- **Consignes**:
- a) Selon le texte sur l'exposition des Aurès, combien de photographies y sont rassemblées ?
- b) Recopiez à l'identique le passage du texte sur l'exposition des Aurès qui va de « Un travail longtemps » jusqu'à « Wood en 2000. ».

Rendant hommage au travail de deux scientifiques, « Aurès, 1935. Photographies de Thérèse Rivière et Germaine Tillion », présentée au Pavillon populaire, à Montpellier, jusqu’au 15 avril prochain est une exposition inédite révélant le regard sensible de deux femmes d’exception, missionnées en 1935 par la France pour étudier les Chaouia, tribu berbère d’Algérie et vivant dans le massif des Aurès, à la lisière du Sahara. 120 photographies rassemblées pour témoigner de ce qu’était une population, aujourd’hui disparue.
Véritable « témoignage de la pratique ethnographique des années 1930 », cette exposition, première d’une série qui sera consacrée aux rapports entre l’histoire et la photographie -thématique retenue en 2018 par Gilles Mora, directeur du Pavillon Populaire-, permet également au visiteur de mieux comprendre une population à l’économie agropastorale organisée autour de greniers collectifs, aujourd’hui disparue à cause de la politique de « regroupement » des populations villageoises mise en place par l’armée française entre 1935 et 1954.
Un travail longtemps oublié et aujourd’hui réhabilité grâce notamment aux 1 200 négatifs -photos- retrouvés chez Germaine Tillion par la biographe Nancy Wood en 2000.
Deux regards différents et complémentaires
Alors que l’une nous présente, à travers ses clichés, les activités matérielles et l’économie domestique, l’autre se concentre sur les relations de parenté et de pouvoir. Deux femmes aux regards complémentaires et aux destins tragiques (Germaine Tillion a été déportée de 1942 à 1945 et Thérèse Rivière a été un internée en hôpital psychiatrique de 1948 à 1970, date de sa mort) qui nous plongent dans un formidable travail de terrain au plus près de la population des Aurès.
« La sauvagerie, c’est en Europe que je l’ai apprise«
Missionnées pour une longue enquête (deux ans) par le musée d’ethnographie du Trocadéro -renommé en 1937 le musée de l’Homme-, ces deux femmes, malgré leurs différences culturelles, étaient ‘’totalement intégrées dans la société chaouia’’ comme l’explique Christian Phéline, le commissaire de l’exposition.

- **Données fournies**:
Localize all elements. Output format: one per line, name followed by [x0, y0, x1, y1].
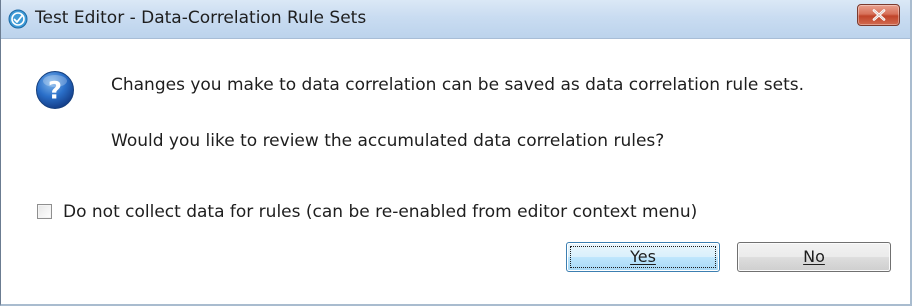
yes-button[interactable]: Yes — [566, 242, 720, 272]
do-not-collect-checkbox-label[interactable]: Do not collect data for rules (can be re… — [63, 202, 697, 222]
do-not-collect-checkbox[interactable] — [37, 204, 52, 219]
message-line-2: Would you like to review the accumulated… — [111, 131, 665, 151]
app-icon — [8, 9, 28, 29]
close-icon — [872, 9, 886, 21]
message-line-1: Changes you make to data correlation can… — [111, 75, 805, 95]
no-button-label: No — [803, 247, 825, 266]
no-button[interactable]: No — [737, 242, 891, 272]
question-icon: ? — [35, 70, 75, 110]
dialog-window: Test Editor - Data-Correlation Rule Sets — [0, 0, 912, 306]
close-button[interactable] — [857, 4, 900, 26]
yes-button-label: Yes — [630, 247, 656, 266]
svg-text:?: ? — [48, 77, 62, 105]
title-bar[interactable]: Test Editor - Data-Correlation Rule Sets — [1, 0, 910, 39]
dialog-body: ? Changes you make to data correlation c… — [1, 39, 910, 304]
window-title: Test Editor - Data-Correlation Rule Sets — [35, 8, 367, 28]
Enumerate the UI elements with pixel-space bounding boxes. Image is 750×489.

- **Réponses**:
- a) 120 photographies.

- b)
Un travail longtemps oublié et aujourd’hui réhabilité grâce notamment aux 1 200 négatifs -photos- retrouvés chez Germaine Tillion par la biographe Nancy Wood en 2000.